Extracted data entries:
══════════════════════════════
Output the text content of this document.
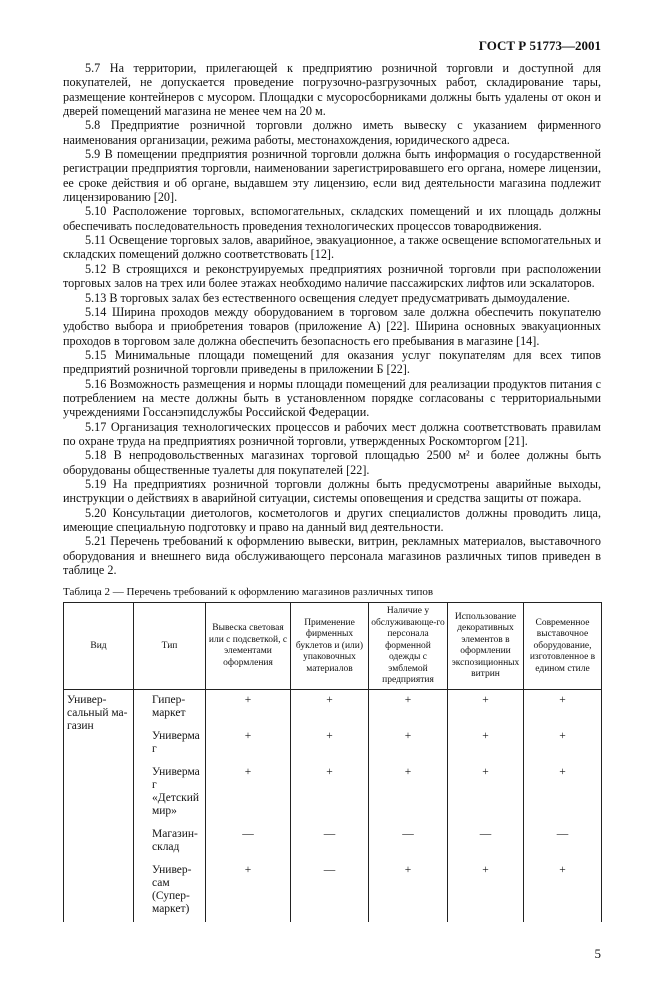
ГОСТ Р 51773—2001

5.7 На территории, прилегающей к предприятию розничной торговли и доступной для покупателей, не допускается проведение погрузочно-разгрузочных работ, складирование тары, размещение контейнеров с мусором. Площадки с мусоросборниками должны быть удалены от окон и дверей помещений магазина не менее чем на 20 м.

5.8 Предприятие розничной торговли должно иметь вывеску с указанием фирменного наименования организации, режима работы, местонахождения, юридического адреса.

5.9 В помещении предприятия розничной торговли должна быть информация о государственной регистрации предприятия торговли, наименовании зарегистрировавшего его органа, номере лицензии, ее сроке действия и об органе, выдавшем эту лицензию, если вид деятельности магазина подлежит лицензированию [20].

5.10 Расположение торговых, вспомогательных, складских помещений и их площадь должны обеспечивать последовательность проведения технологических процессов товародвижения.

5.11 Освещение торговых залов, аварийное, эвакуационное, а также освещение вспомогательных и складских помещений должно соответствовать [12].

5.12 В строящихся и реконструируемых предприятиях розничной торговли при расположении торговых залов на трех или более этажах необходимо наличие пассажирских лифтов или эскалаторов.

5.13 В торговых залах без естественного освещения следует предусматривать дымоудаление.

5.14 Ширина проходов между оборудованием в торговом зале должна обеспечить покупателю удобство выбора и приобретения товаров (приложение А) [22]. Ширина основных эвакуационных проходов в торговом зале должна обеспечить безопасность его пребывания в магазине [14].

5.15 Минимальные площади помещений для оказания услуг покупателям для всех типов предприятий розничной торговли приведены в приложении Б [22].

5.16 Возможность размещения и нормы площади помещений для реализации продуктов питания с потреблением на месте должны быть в установленном порядке согласованы с территориальными учреждениями Госсанэпидслужбы Российской Федерации.

5.17 Организация технологических процессов и рабочих мест должна соответствовать правилам по охране труда на предприятиях розничной торговли, утвержденных Роскомторгом [21].

5.18 В непродовольственных магазинах торговой площадью 2500 м² и более должны быть оборудованы общественные туалеты для покупателей [22].

5.19 На предприятиях розничной торговли должны быть предусмотрены аварийные выходы, инструкции о действиях в аварийной ситуации, системы оповещения и средства защиты от пожара.

5.20 Консультации диетологов, косметологов и других специалистов должны проводить лица, имеющие специальную подготовку и право на данный вид деятельности.

5.21 Перечень требований к оформлению вывески, витрин, рекламных материалов, выставочного оборудования и внешнего вида обслуживающего персонала магазинов различных типов приведен в таблице 2.

Таблица 2 — Перечень требований к оформлению магазинов различных типов
Вид	Тип	Вывеска световая или с подсветкой, с элементами оформления	Применение фирменных буклетов и (или) упаковочных материалов	Наличие у обслуживающе-го персонала форменной одежды с эмблемой предприятия	Использование декоративных элементов в оформлении экспозиционных витрин	Современное выставочное оборудование, изготовленное в едином стиле
Универ-сальный ма-газин	Гипер-маркет	+	+	+	+	+
	Универмаг	+	+	+	+	+
	Универмаг «Детский мир»	+	+	+	+	+
	Магазин-склад	—	—	—	—	—
	Универ-сам (Супер-маркет)	+	—	+	+	+
5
══════════════════════════════
__Exercise aim__.
Make an exact copy of the whole listing, but don't bring over any pictures.

__Answer to this task__.
Output the text content of this document.
ГОСТ Р 51773—2001

5.7 На территории, прилегающей к предприятию розничной торговли и доступной для покупателей, не допускается проведение погрузочно-разгрузочных работ, складирование тары, размещение контейнеров с мусором. Площадки с мусоросборниками должны быть удалены от окон и дверей помещений магазина не менее чем на 20 м.

5.8 Предприятие розничной торговли должно иметь вывеску с указанием фирменного наименования организации, режима работы, местонахождения, юридического адреса.

5.9 В помещении предприятия розничной торговли должна быть информация о государственной регистрации предприятия торговли, наименовании зарегистрировавшего его органа, номере лицензии, ее сроке действия и об органе, выдавшем эту лицензию, если вид деятельности магазина подлежит лицензированию [20].

5.10 Расположение торговых, вспомогательных, складских помещений и их площадь должны обеспечивать последовательность проведения технологических процессов товародвижения.

5.11 Освещение торговых залов, аварийное, эвакуационное, а также освещение вспомогательных и складских помещений должно соответствовать [12].

5.12 В строящихся и реконструируемых предприятиях розничной торговли при расположении торговых залов на трех или более этажах необходимо наличие пассажирских лифтов или эскалаторов.

5.13 В торговых залах без естественного освещения следует предусматривать дымоудаление.

5.14 Ширина проходов между оборудованием в торговом зале должна обеспечить покупателю удобство выбора и приобретения товаров (приложение А) [22]. Ширина основных эвакуационных проходов в торговом зале должна обеспечить безопасность его пребывания в магазине [14].

5.15 Минимальные площади помещений для оказания услуг покупателям для всех типов предприятий розничной торговли приведены в приложении Б [22].

5.16 Возможность размещения и нормы площади помещений для реализации продуктов питания с потреблением на месте должны быть в установленном порядке согласованы с территориальными учреждениями Госсанэпидслужбы Российской Федерации.

5.17 Организация технологических процессов и рабочих мест должна соответствовать правилам по охране труда на предприятиях розничной торговли, утвержденных Роскомторгом [21].

5.18 В непродовольственных магазинах торговой площадью 2500 м² и более должны быть оборудованы общественные туалеты для покупателей [22].

5.19 На предприятиях розничной торговли должны быть предусмотрены аварийные выходы, инструкции о действиях в аварийной ситуации, системы оповещения и средства защиты от пожара.

5.20 Консультации диетологов, косметологов и других специалистов должны проводить лица, имеющие специальную подготовку и право на данный вид деятельности.

5.21 Перечень требований к оформлению вывески, витрин, рекламных материалов, выставочного оборудования и внешнего вида обслуживающего персонала магазинов различных типов приведен в таблице 2.

Таблица 2 — Перечень требований к оформлению магазинов различных типов
Вид	Тип	Вывеска световая или с подсветкой, с элементами оформления	Применение фирменных буклетов и (или) упаковочных материалов	Наличие у обслуживающе-го персонала форменной одежды с эмблемой предприятия	Использование декоративных элементов в оформлении экспозиционных витрин	Современное выставочное оборудование, изготовленное в едином стиле
Универ-сальный ма-газин	Гипер-маркет	+	+	+	+	+
	Универмаг	+	+	+	+	+
	Универмаг «Детский мир»	+	+	+	+	+
	Магазин-склад	—	—	—	—	—
	Универ-сам (Супер-маркет)	+	—	+	+	+
5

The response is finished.